::: Record set :::

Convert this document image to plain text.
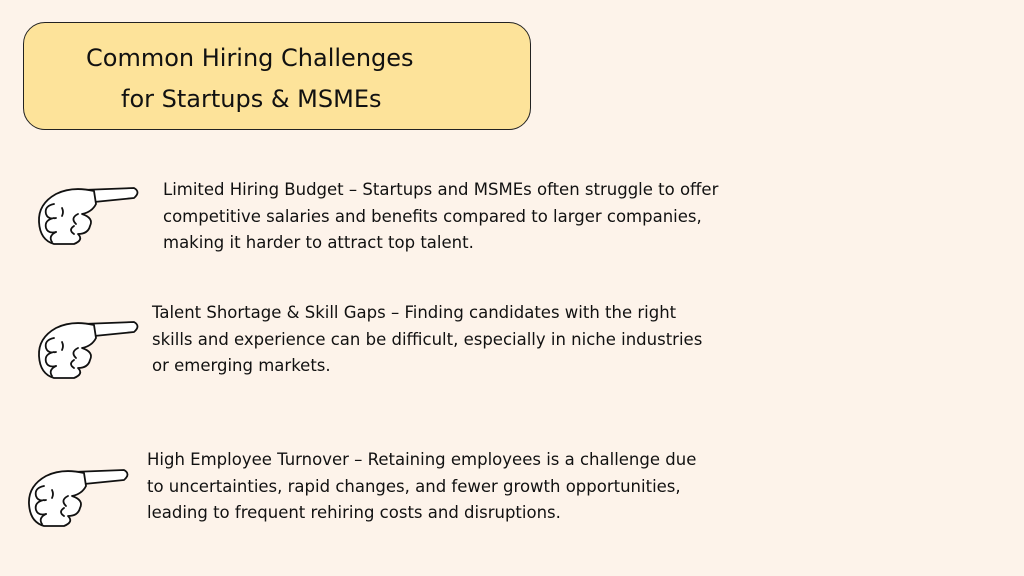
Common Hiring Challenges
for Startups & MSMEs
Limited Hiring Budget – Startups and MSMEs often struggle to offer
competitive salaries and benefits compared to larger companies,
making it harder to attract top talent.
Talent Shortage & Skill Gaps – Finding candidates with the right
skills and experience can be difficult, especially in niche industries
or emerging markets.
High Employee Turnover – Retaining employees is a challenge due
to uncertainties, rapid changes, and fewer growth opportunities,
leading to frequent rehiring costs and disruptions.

:::

Prompt =>
Without the pictures, print the whole listing exactly as given.

In response =>
Convert this document image to plain text.
Common Hiring Challenges
for Startups & MSMEs
Limited Hiring Budget – Startups and MSMEs often struggle to offer
competitive salaries and benefits compared to larger companies,
making it harder to attract top talent.
Talent Shortage & Skill Gaps – Finding candidates with the right
skills and experience can be difficult, especially in niche industries
or emerging markets.
High Employee Turnover – Retaining employees is a challenge due
to uncertainties, rapid changes, and fewer growth opportunities,
leading to frequent rehiring costs and disruptions.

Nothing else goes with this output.